▶ Exercise: Leaving out the pictures, transcribe all of the records faithfully.

▶ Information given:
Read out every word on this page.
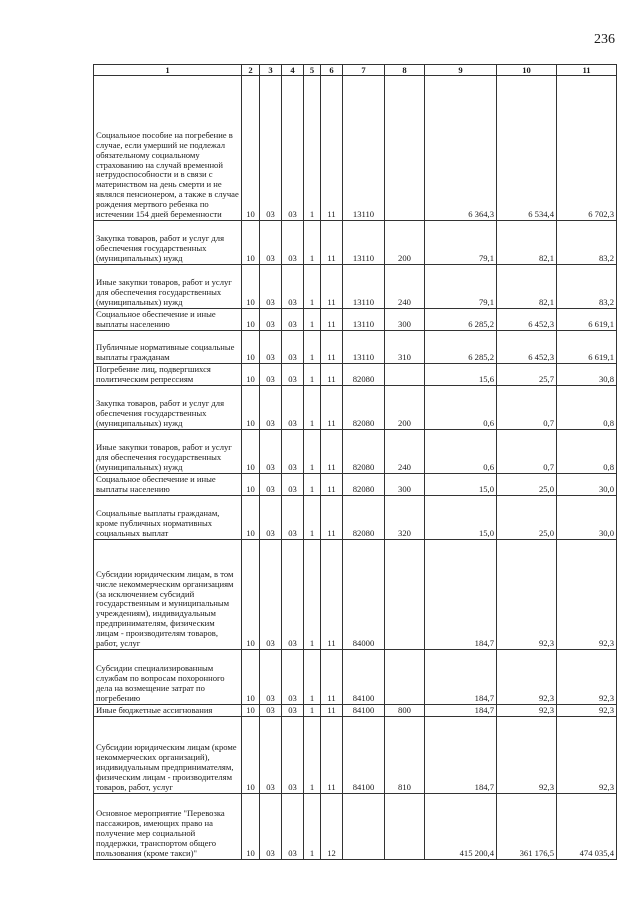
236
1	2	3	4	5	6	7	8	9	10	11
Социальное пособие на погребение в случае, если умерший не подлежал обязательному социальному страхованию на случай временной нетрудоспособности и в связи с материнством на день смерти и не являлся пенсионером, а также в случае рождения мертвого ребенка по истечении 154 дней беременности	10	03	03	1	11	13110		6 364,3	6 534,4	6 702,3
Закупка товаров, работ и услуг для обеспечения государственных (муниципальных) нужд	10	03	03	1	11	13110	200	79,1	82,1	83,2
Иные закупки товаров, работ и услуг для обеспечения государственных (муниципальных) нужд	10	03	03	1	11	13110	240	79,1	82,1	83,2
Социальное обеспечение и иные выплаты населению	10	03	03	1	11	13110	300	6 285,2	6 452,3	6 619,1
Публичные нормативные социальные выплаты гражданам	10	03	03	1	11	13110	310	6 285,2	6 452,3	6 619,1
Погребение лиц, подвергшихся политическим репрессиям	10	03	03	1	11	82080		15,6	25,7	30,8
Закупка товаров, работ и услуг для обеспечения государственных (муниципальных) нужд	10	03	03	1	11	82080	200	0,6	0,7	0,8
Иные закупки товаров, работ и услуг для обеспечения государственных (муниципальных) нужд	10	03	03	1	11	82080	240	0,6	0,7	0,8
Социальное обеспечение и иные выплаты населению	10	03	03	1	11	82080	300	15,0	25,0	30,0
Социальные выплаты гражданам, кроме публичных нормативных социальных выплат	10	03	03	1	11	82080	320	15,0	25,0	30,0
Субсидии юридическим лицам, в том числе некоммерческим организациям (за исключением субсидий государственным и муниципальным учреждениям), индивидуальным предпринимателям, физическим лицам - производителям товаров, работ, услуг	10	03	03	1	11	84000		184,7	92,3	92,3
Субсидии специализированным службам по вопросам похоронного дела на возмещение затрат по погребению	10	03	03	1	11	84100		184,7	92,3	92,3
Иные бюджетные ассигнования	10	03	03	1	11	84100	800	184,7	92,3	92,3
Субсидии юридическим лицам (кроме некоммерческих организаций), индивидуальным предпринимателям, физическим лицам - производителям товаров, работ, услуг	10	03	03	1	11	84100	810	184,7	92,3	92,3
Основное мероприятие "Перевозка пассажиров, имеющих право на получение мер социальной поддержки, транспортом общего пользования (кроме такси)"	10	03	03	1	12			415 200,4	361 176,5	474 035,4
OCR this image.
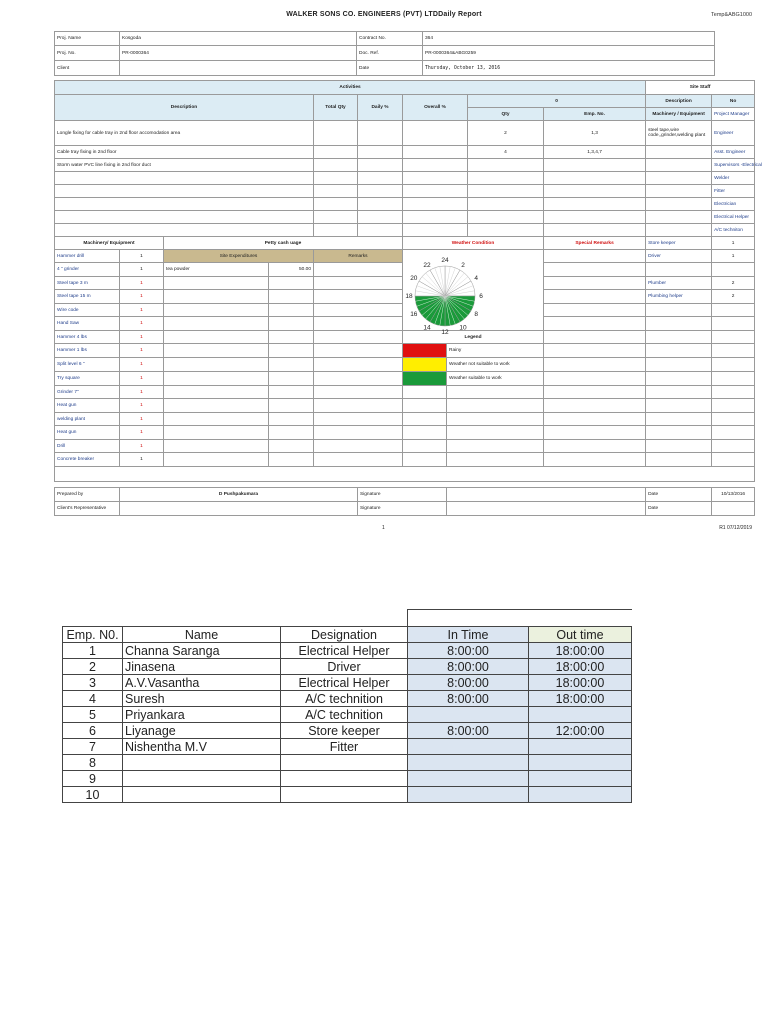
WALKER SONS CO. ENGINEERS (PVT) LTDDaily Report	Temp&ABG1000
Proj. Name	Kosgoda	Contract No.	364
Proj. No.	PR-0000364	Doc. Ref.	PR-0000364&ABG0259
Client		Date	Thursday, October 13, 2016
Activities										Site Staff		
Description				Total Qty	Daily %	Overall %		0		Description	No	
								Qty	Emp. No.	Machinery / Equipment	Project Manager	
Longle fixing for cable tray in 2nd floor accomodation area								2	1,3	steel tape,wire code,,grinder,welding plant	Engineer	
Cable tray fixing in 2nd floor								4	1,3,4,7		Asst. Engineer	
Storm water PVC line fixing in 2nd floor duct											Supervisors -Electrical	
											Welder	
											Fitter	
											Electrician	
											Electrical Helper	
											A/C techniton	
Machinery/ Equipment		Petty cash uage				Weather Condition			Special Remarks	Store keeper	1	
Hammer drill	1	Site Expenditures		Remarks						Driver	1	
4 " grinder	1	tea powder	50.00									
Steel tape 3 m	1									Plumber	2	
Steel tape 15 m	1									Plumbing helper	2	
Wire code	1											
Hand Saw	1											
Hammer 4 lbs	1					Legend						
Hammer 1 lbs	1						Rainy					
Split level 6 "	1						Weather not suitable to work					
Try square	1						Weather suitable to work					
Grinder 7"	1											
Heat gun	1											
welding plant	1											
Heat gun	1											
Drill	1											
Concrete breaker	1											

Prepared by	D Pushpakumara				Signature					Date	10/13/2016	
Client's Representative					Signature					Date		
24
2
4
6
8
10
12
14
16
18
20
22
1	R1 07/12/2019
Emp. N0.	Name	Designation	In Time	Out time
1	Channa Saranga	Electrical Helper	8:00:00	18:00:00
2	Jinasena	Driver	8:00:00	18:00:00
3	A.V.Vasantha	Electrical Helper	8:00:00	18:00:00
4	Suresh	A/C technition	8:00:00	18:00:00
5	Priyankara	A/C technition		
6	Liyanage	Store keeper	8:00:00	12:00:00
7	Nishentha M.V	Fitter		
8				
9				
10				
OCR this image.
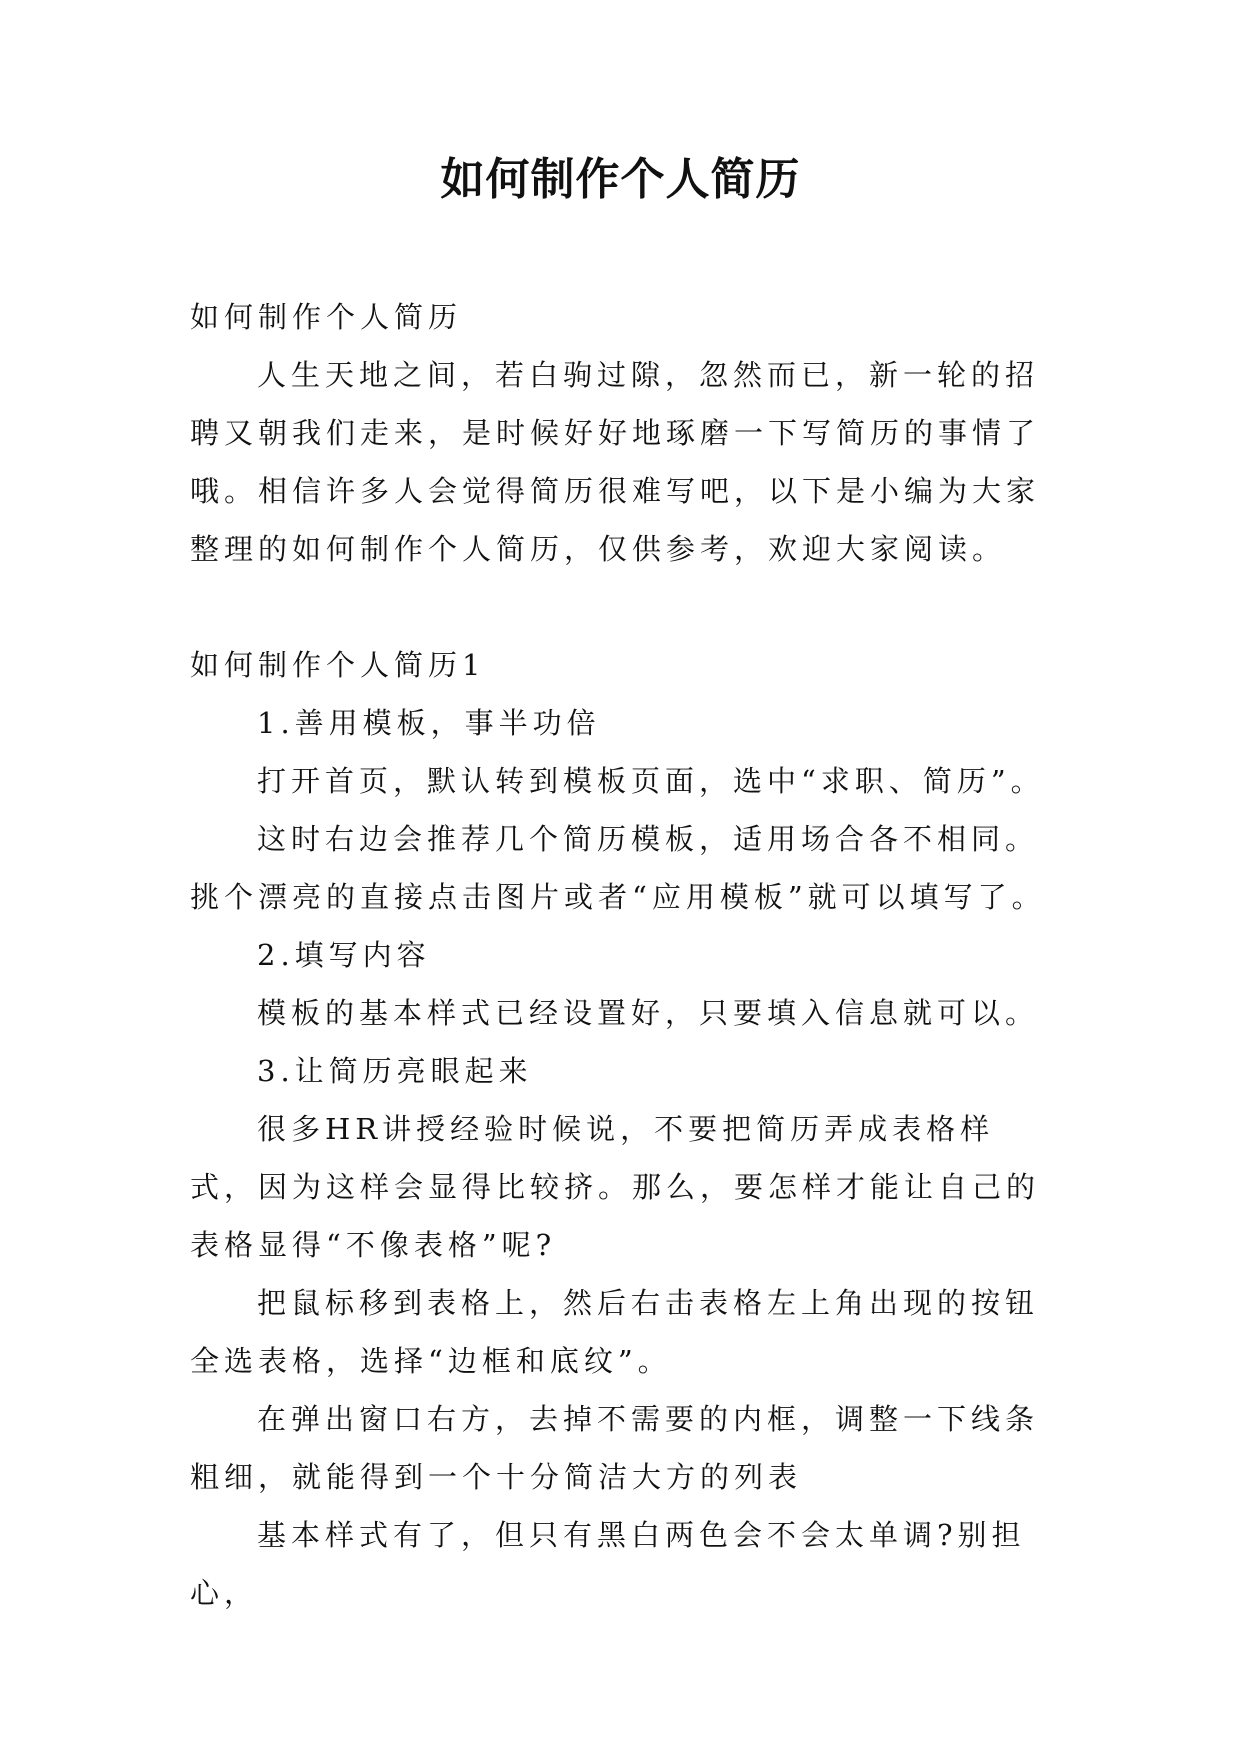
如何制作个人简历

如何制作个人简历

人生天地之间，若白驹过隙，忽然而已，新一轮的招聘又朝我们走来，是时候好好地琢磨一下写简历的事情了哦。相信许多人会觉得简历很难写吧，以下是小编为大家整理的如何制作个人简历，仅供参考，欢迎大家阅读。

如何制作个人简历1

1.善用模板，事半功倍

打开首页，默认转到模板页面，选中“求职、简历”。

这时右边会推荐几个简历模板，适用场合各不相同。挑个漂亮的直接点击图片或者“应用模板”就可以填写了。

2.填写内容

模板的基本样式已经设置好，只要填入信息就可以。

3.让简历亮眼起来

很多HR讲授经验时候说，不要把简历弄成表格样式，因为这样会显得比较挤。那么，要怎样才能让自己的表格显得“不像表格”呢?

把鼠标移到表格上，然后右击表格左上角出现的按钮全选表格，选择“边框和底纹”。

在弹出窗口右方，去掉不需要的内框，调整一下线条粗细，就能得到一个十分简洁大方的列表

基本样式有了，但只有黑白两色会不会太单调?别担心，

▶ Solved exercise:
Read out every word on this page.
236
1	2	3	4	5	6	7	8	9	10	11
Социальное пособие на погребение в случае, если умерший не подлежал обязательному социальному страхованию на случай временной нетрудоспособности и в связи с материнством на день смерти и не являлся пенсионером, а также в случае рождения мертвого ребенка по истечении 154 дней беременности	10	03	03	1	11	13110		6 364,3	6 534,4	6 702,3
Закупка товаров, работ и услуг для обеспечения государственных (муниципальных) нужд	10	03	03	1	11	13110	200	79,1	82,1	83,2
Иные закупки товаров, работ и услуг для обеспечения государственных (муниципальных) нужд	10	03	03	1	11	13110	240	79,1	82,1	83,2
Социальное обеспечение и иные выплаты населению	10	03	03	1	11	13110	300	6 285,2	6 452,3	6 619,1
Публичные нормативные социальные выплаты гражданам	10	03	03	1	11	13110	310	6 285,2	6 452,3	6 619,1
Погребение лиц, подвергшихся политическим репрессиям	10	03	03	1	11	82080		15,6	25,7	30,8
Закупка товаров, работ и услуг для обеспечения государственных (муниципальных) нужд	10	03	03	1	11	82080	200	0,6	0,7	0,8
Иные закупки товаров, работ и услуг для обеспечения государственных (муниципальных) нужд	10	03	03	1	11	82080	240	0,6	0,7	0,8
Социальное обеспечение и иные выплаты населению	10	03	03	1	11	82080	300	15,0	25,0	30,0
Социальные выплаты гражданам, кроме публичных нормативных социальных выплат	10	03	03	1	11	82080	320	15,0	25,0	30,0
Субсидии юридическим лицам, в том числе некоммерческим организациям (за исключением субсидий государственным и муниципальным учреждениям), индивидуальным предпринимателям, физическим лицам - производителям товаров, работ, услуг	10	03	03	1	11	84000		184,7	92,3	92,3
Субсидии специализированным службам по вопросам похоронного дела на возмещение затрат по погребению	10	03	03	1	11	84100		184,7	92,3	92,3
Иные бюджетные ассигнования	10	03	03	1	11	84100	800	184,7	92,3	92,3
Субсидии юридическим лицам (кроме некоммерческих организаций), индивидуальным предпринимателям, физическим лицам - производителям товаров, работ, услуг	10	03	03	1	11	84100	810	184,7	92,3	92,3
Основное мероприятие "Перевозка пассажиров, имеющих право на получение мер социальной поддержки, транспортом общего пользования (кроме такси)"	10	03	03	1	12			415 200,4	361 176,5	474 035,4
OCR this image.
WALKER SONS CO. ENGINEERS (PVT) LTDDaily Report	Temp&ABG1000
Proj. Name	Kosgoda	Contract No.	364
Proj. No.	PR-0000364	Doc. Ref.	PR-0000364&ABG0259
Client		Date	Thursday, October 13, 2016
Activities										Site Staff		
Description				Total Qty	Daily %	Overall %		0		Description	No	
								Qty	Emp. No.	Machinery / Equipment	Project Manager	
Longle fixing for cable tray in 2nd floor accomodation area								2	1,3	steel tape,wire code,,grinder,welding plant	Engineer	
Cable tray fixing in 2nd floor								4	1,3,4,7		Asst. Engineer	
Storm water PVC line fixing in 2nd floor duct											Supervisors -Electrical	
											Welder	
											Fitter	
											Electrician	
											Electrical Helper	
											A/C techniton	
Machinery/ Equipment		Petty cash uage				Weather Condition			Special Remarks	Store keeper	1	
Hammer drill	1	Site Expenditures		Remarks						Driver	1	
4 " grinder	1	tea powder	50.00									
Steel tape 3 m	1									Plumber	2	
Steel tape 15 m	1									Plumbing helper	2	
Wire code	1											
Hand Saw	1											
Hammer 4 lbs	1					Legend						
Hammer 1 lbs	1						Rainy					
Split level 6 "	1						Weather not suitable to work					
Try square	1						Weather suitable to work					
Grinder 7"	1											
Heat gun	1											
welding plant	1											
Heat gun	1											
Drill	1											
Concrete breaker	1											

Prepared by	D Pushpakumara				Signature					Date	10/13/2016	
Client's Representative					Signature					Date		
24
2
4
6
8
10
12
14
16
18
20
22
1	R1 07/12/2019
Emp. N0.	Name	Designation	In Time	Out time
1	Channa Saranga	Electrical Helper	8:00:00	18:00:00
2	Jinasena	Driver	8:00:00	18:00:00
3	A.V.Vasantha	Electrical Helper	8:00:00	18:00:00
4	Suresh	A/C technition	8:00:00	18:00:00
5	Priyankara	A/C technition		
6	Liyanage	Store keeper	8:00:00	12:00:00
7	Nishentha M.V	Fitter		
8				
9				
10				
OCR this image.
如何制作个人简历

如何制作个人简历

人生天地之间，若白驹过隙，忽然而已，新一轮的招聘又朝我们走来，是时候好好地琢磨一下写简历的事情了哦。相信许多人会觉得简历很难写吧，以下是小编为大家整理的如何制作个人简历，仅供参考，欢迎大家阅读。

如何制作个人简历1

1.善用模板，事半功倍

打开首页，默认转到模板页面，选中“求职、简历”。

这时右边会推荐几个简历模板，适用场合各不相同。挑个漂亮的直接点击图片或者“应用模板”就可以填写了。

2.填写内容

模板的基本样式已经设置好，只要填入信息就可以。

3.让简历亮眼起来

很多HR讲授经验时候说，不要把简历弄成表格样式，因为这样会显得比较挤。那么，要怎样才能让自己的表格显得“不像表格”呢?

把鼠标移到表格上，然后右击表格左上角出现的按钮全选表格，选择“边框和底纹”。

在弹出窗口右方，去掉不需要的内框，调整一下线条粗细，就能得到一个十分简洁大方的列表

基本样式有了，但只有黑白两色会不会太单调?别担心，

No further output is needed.